◆ DIRECTIONS FOR THIS TASK ◆
What follows is a listing. Return every line of it exactly.

◆ EXERCISE INPUT ◆

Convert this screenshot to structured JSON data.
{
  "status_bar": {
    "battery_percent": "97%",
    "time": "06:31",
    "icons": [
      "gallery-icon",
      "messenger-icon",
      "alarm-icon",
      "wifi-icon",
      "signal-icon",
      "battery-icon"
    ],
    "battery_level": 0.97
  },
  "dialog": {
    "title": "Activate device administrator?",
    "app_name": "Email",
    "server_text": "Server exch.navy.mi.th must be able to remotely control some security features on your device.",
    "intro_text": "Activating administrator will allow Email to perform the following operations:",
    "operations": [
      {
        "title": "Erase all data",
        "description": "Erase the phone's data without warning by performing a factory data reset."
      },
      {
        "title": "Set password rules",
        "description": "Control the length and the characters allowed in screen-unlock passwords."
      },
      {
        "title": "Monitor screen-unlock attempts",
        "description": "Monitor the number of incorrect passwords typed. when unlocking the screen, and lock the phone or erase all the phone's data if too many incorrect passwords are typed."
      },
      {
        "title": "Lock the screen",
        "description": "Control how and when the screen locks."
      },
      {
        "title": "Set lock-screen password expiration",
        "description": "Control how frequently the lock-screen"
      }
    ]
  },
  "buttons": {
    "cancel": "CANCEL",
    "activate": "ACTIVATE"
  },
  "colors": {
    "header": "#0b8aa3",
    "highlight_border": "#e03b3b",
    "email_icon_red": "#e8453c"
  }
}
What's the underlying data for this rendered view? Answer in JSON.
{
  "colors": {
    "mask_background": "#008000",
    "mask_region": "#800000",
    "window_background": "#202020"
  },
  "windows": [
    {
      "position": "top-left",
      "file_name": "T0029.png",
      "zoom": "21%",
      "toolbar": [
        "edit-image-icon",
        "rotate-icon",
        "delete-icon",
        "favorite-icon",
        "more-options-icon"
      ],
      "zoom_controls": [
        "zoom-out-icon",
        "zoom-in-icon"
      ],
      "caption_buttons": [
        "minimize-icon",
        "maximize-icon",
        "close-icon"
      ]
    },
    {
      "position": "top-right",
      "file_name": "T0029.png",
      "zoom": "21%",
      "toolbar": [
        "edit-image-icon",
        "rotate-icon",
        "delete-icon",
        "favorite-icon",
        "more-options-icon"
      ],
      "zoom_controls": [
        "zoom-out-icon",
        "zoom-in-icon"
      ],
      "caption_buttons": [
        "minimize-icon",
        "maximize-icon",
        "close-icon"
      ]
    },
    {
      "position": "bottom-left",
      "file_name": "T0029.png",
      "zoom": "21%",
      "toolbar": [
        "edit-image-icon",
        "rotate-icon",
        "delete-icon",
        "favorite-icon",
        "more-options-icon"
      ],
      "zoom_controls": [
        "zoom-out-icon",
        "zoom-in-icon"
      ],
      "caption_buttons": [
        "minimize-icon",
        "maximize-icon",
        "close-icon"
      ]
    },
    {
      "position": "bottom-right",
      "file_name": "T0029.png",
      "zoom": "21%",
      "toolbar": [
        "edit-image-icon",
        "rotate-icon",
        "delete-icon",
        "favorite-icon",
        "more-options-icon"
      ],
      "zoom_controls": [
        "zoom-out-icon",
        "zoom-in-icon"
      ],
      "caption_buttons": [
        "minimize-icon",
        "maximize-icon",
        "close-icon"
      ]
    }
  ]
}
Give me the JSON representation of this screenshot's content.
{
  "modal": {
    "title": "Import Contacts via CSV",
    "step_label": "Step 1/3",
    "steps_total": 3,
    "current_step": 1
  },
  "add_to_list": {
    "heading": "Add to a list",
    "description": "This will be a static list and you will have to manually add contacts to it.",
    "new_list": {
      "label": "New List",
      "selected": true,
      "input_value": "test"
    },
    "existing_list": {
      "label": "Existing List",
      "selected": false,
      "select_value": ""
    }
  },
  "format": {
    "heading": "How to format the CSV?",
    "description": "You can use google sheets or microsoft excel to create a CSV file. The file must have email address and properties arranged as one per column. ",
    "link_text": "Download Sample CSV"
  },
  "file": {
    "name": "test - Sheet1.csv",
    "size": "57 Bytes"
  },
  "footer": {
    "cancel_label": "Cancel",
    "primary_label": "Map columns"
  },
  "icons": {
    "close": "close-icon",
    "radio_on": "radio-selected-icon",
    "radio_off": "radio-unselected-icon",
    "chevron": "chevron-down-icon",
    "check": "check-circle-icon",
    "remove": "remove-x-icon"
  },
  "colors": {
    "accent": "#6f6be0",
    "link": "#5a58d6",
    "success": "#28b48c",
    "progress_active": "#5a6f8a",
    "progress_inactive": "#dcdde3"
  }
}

◆ RESPONSE TO THIS EXERCISE ◆
Convert this screenshot to structured JSON data.
{
  "status_bar": {
    "battery_percent": "97%",
    "time": "06:31",
    "icons": [
      "gallery-icon",
      "messenger-icon",
      "alarm-icon",
      "wifi-icon",
      "signal-icon",
      "battery-icon"
    ],
    "battery_level": 0.97
  },
  "dialog": {
    "title": "Activate device administrator?",
    "app_name": "Email",
    "server_text": "Server exch.navy.mi.th must be able to remotely control some security features on your device.",
    "intro_text": "Activating administrator will allow Email to perform the following operations:",
    "operations": [
      {
        "title": "Erase all data",
        "description": "Erase the phone's data without warning by performing a factory data reset."
      },
      {
        "title": "Set password rules",
        "description": "Control the length and the characters allowed in screen-unlock passwords."
      },
      {
        "title": "Monitor screen-unlock attempts",
        "description": "Monitor the number of incorrect passwords typed. when unlocking the screen, and lock the phone or erase all the phone's data if too many incorrect passwords are typed."
      },
      {
        "title": "Lock the screen",
        "description": "Control how and when the screen locks."
      },
      {
        "title": "Set lock-screen password expiration",
        "description": "Control how frequently the lock-screen"
      }
    ]
  },
  "buttons": {
    "cancel": "CANCEL",
    "activate": "ACTIVATE"
  },
  "colors": {
    "header": "#0b8aa3",
    "highlight_border": "#e03b3b",
    "email_icon_red": "#e8453c"
  }
}
What's the underlying data for this rendered view? Answer in JSON.
{
  "colors": {
    "mask_background": "#008000",
    "mask_region": "#800000",
    "window_background": "#202020"
  },
  "windows": [
    {
      "position": "top-left",
      "file_name": "T0029.png",
      "zoom": "21%",
      "toolbar": [
        "edit-image-icon",
        "rotate-icon",
        "delete-icon",
        "favorite-icon",
        "more-options-icon"
      ],
      "zoom_controls": [
        "zoom-out-icon",
        "zoom-in-icon"
      ],
      "caption_buttons": [
        "minimize-icon",
        "maximize-icon",
        "close-icon"
      ]
    },
    {
      "position": "top-right",
      "file_name": "T0029.png",
      "zoom": "21%",
      "toolbar": [
        "edit-image-icon",
        "rotate-icon",
        "delete-icon",
        "favorite-icon",
        "more-options-icon"
      ],
      "zoom_controls": [
        "zoom-out-icon",
        "zoom-in-icon"
      ],
      "caption_buttons": [
        "minimize-icon",
        "maximize-icon",
        "close-icon"
      ]
    },
    {
      "position": "bottom-left",
      "file_name": "T0029.png",
      "zoom": "21%",
      "toolbar": [
        "edit-image-icon",
        "rotate-icon",
        "delete-icon",
        "favorite-icon",
        "more-options-icon"
      ],
      "zoom_controls": [
        "zoom-out-icon",
        "zoom-in-icon"
      ],
      "caption_buttons": [
        "minimize-icon",
        "maximize-icon",
        "close-icon"
      ]
    },
    {
      "position": "bottom-right",
      "file_name": "T0029.png",
      "zoom": "21%",
      "toolbar": [
        "edit-image-icon",
        "rotate-icon",
        "delete-icon",
        "favorite-icon",
        "more-options-icon"
      ],
      "zoom_controls": [
        "zoom-out-icon",
        "zoom-in-icon"
      ],
      "caption_buttons": [
        "minimize-icon",
        "maximize-icon",
        "close-icon"
      ]
    }
  ]
}
Give me the JSON representation of this screenshot's content.
{
  "modal": {
    "title": "Import Contacts via CSV",
    "step_label": "Step 1/3",
    "steps_total": 3,
    "current_step": 1
  },
  "add_to_list": {
    "heading": "Add to a list",
    "description": "This will be a static list and you will have to manually add contacts to it.",
    "new_list": {
      "label": "New List",
      "selected": true,
      "input_value": "test"
    },
    "existing_list": {
      "label": "Existing List",
      "selected": false,
      "select_value": ""
    }
  },
  "format": {
    "heading": "How to format the CSV?",
    "description": "You can use google sheets or microsoft excel to create a CSV file. The file must have email address and properties arranged as one per column. ",
    "link_text": "Download Sample CSV"
  },
  "file": {
    "name": "test - Sheet1.csv",
    "size": "57 Bytes"
  },
  "footer": {
    "cancel_label": "Cancel",
    "primary_label": "Map columns"
  },
  "icons": {
    "close": "close-icon",
    "radio_on": "radio-selected-icon",
    "radio_off": "radio-unselected-icon",
    "chevron": "chevron-down-icon",
    "check": "check-circle-icon",
    "remove": "remove-x-icon"
  },
  "colors": {
    "accent": "#6f6be0",
    "link": "#5a58d6",
    "success": "#28b48c",
    "progress_active": "#5a6f8a",
    "progress_inactive": "#dcdde3"
  }
}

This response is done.